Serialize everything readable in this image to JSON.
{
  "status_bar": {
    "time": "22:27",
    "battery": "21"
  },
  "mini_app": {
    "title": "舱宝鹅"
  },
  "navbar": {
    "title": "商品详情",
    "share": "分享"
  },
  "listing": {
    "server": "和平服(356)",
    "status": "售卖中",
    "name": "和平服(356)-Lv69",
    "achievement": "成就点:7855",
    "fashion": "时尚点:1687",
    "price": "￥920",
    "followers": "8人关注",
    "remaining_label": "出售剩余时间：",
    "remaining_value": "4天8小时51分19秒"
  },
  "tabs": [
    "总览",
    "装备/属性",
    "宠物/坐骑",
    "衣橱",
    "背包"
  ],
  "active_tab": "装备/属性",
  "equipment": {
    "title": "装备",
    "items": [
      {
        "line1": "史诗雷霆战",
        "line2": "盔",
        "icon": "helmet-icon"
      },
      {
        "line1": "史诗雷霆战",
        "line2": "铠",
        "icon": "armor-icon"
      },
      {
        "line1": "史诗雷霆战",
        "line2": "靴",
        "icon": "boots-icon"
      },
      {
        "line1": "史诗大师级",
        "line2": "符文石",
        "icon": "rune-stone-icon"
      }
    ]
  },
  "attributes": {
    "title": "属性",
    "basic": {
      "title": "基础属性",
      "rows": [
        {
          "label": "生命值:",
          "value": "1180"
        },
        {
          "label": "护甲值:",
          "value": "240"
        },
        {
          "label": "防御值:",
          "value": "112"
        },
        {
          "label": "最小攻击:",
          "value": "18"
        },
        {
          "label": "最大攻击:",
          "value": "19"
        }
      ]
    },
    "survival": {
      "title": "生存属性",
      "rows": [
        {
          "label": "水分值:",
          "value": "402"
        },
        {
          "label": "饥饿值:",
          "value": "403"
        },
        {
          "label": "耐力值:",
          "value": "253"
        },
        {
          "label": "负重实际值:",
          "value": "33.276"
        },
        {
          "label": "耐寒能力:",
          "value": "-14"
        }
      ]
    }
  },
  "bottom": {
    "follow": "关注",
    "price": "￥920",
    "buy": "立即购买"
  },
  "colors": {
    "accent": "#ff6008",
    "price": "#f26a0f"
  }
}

Exercise task: Search the listing for the string "icon". Copy each line where it turns up.

Exercise solution:
        "icon": "helmet-icon"
        "icon": "armor-icon"
        "icon": "boots-icon"
        "icon": "rune-stone-icon"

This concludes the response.